Material excerpted from a collection:
+ + + + + + +
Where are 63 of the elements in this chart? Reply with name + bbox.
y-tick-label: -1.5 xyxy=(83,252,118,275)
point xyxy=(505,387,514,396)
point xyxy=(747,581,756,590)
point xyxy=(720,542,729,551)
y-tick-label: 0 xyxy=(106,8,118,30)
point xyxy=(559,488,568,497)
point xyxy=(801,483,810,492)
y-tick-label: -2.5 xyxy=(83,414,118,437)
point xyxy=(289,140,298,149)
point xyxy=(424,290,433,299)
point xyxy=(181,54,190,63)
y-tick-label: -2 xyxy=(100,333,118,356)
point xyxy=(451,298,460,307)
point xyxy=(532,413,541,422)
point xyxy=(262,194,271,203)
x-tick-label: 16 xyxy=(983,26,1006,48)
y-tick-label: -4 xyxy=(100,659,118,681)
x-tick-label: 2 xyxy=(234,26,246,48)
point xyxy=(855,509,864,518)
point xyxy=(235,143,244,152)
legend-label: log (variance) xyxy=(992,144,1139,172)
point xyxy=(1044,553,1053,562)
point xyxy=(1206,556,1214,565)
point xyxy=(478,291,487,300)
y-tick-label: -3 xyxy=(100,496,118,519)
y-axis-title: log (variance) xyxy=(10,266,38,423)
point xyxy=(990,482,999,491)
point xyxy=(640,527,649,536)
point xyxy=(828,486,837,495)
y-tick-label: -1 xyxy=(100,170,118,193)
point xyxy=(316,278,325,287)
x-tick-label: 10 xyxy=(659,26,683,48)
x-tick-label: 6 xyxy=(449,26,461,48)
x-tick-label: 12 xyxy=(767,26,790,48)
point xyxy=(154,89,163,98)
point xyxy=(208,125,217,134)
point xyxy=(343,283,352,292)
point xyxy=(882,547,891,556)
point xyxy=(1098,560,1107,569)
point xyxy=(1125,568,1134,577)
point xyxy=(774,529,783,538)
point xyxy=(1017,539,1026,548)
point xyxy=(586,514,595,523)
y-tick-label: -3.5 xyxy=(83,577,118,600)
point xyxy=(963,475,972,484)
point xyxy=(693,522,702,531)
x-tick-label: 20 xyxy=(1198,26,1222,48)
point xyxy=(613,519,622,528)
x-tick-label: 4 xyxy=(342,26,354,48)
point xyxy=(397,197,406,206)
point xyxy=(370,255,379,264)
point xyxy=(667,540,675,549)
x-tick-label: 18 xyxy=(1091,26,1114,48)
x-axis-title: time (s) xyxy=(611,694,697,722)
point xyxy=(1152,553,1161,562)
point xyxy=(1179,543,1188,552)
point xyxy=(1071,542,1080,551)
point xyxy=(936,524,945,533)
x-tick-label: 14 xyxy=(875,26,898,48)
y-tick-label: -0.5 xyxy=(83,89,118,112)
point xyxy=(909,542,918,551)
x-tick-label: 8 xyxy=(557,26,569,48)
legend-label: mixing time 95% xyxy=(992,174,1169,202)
+ + + + + + +
■ **STATED TASK**:
Return every line of the material above that contains the string "axis", matching case exactly.

■ **RESULT FOR THIS TASK**:
y-axis-title: log (variance) xyxy=(10,266,38,423)
x-axis-title: time (s) xyxy=(611,694,697,722)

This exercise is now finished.